Given records:
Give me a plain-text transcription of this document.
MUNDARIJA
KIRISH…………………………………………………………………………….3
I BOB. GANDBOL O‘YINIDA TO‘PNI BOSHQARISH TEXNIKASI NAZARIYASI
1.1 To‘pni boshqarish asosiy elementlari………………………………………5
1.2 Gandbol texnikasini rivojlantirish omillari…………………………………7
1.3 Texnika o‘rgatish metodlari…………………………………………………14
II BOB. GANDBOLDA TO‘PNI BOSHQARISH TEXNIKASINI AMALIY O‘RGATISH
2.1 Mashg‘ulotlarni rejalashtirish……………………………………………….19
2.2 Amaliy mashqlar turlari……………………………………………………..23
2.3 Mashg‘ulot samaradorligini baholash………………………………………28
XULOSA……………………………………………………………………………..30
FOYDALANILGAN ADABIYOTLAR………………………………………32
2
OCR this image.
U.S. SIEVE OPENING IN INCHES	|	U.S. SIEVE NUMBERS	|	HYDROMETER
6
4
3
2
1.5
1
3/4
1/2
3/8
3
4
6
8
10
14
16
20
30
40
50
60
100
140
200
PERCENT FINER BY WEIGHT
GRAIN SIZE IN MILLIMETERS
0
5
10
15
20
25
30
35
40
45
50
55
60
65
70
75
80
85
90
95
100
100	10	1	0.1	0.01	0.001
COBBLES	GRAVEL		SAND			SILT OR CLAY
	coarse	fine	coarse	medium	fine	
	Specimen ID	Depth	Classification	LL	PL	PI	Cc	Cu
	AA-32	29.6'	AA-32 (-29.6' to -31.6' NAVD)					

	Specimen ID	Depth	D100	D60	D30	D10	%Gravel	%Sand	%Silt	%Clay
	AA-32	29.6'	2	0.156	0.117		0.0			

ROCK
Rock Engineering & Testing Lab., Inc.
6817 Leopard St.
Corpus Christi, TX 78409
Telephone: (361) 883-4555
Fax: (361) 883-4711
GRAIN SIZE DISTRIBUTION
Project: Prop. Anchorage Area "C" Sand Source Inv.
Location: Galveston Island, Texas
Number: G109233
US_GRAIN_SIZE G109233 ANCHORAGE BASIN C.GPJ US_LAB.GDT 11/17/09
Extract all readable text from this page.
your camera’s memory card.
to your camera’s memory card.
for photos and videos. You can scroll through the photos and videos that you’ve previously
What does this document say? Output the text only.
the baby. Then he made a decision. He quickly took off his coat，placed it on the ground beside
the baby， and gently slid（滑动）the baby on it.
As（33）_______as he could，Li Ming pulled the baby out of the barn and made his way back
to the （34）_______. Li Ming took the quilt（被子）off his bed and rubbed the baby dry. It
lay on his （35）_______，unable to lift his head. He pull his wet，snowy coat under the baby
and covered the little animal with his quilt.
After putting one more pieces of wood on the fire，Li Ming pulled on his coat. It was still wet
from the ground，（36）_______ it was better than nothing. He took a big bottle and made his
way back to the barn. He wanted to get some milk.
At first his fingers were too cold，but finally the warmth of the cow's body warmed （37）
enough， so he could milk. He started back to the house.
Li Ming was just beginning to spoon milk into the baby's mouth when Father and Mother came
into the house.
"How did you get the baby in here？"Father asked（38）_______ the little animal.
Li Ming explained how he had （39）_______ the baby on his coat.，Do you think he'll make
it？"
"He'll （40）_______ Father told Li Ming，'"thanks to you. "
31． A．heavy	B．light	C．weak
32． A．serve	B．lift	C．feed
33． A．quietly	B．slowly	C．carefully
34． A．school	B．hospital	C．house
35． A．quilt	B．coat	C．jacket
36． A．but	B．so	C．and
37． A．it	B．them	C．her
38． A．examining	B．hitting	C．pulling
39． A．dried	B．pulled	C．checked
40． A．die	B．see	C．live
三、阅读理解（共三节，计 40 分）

Task goal: Say how many lines include the word "pulled"; reply with the number alone.

Exercise answer: 3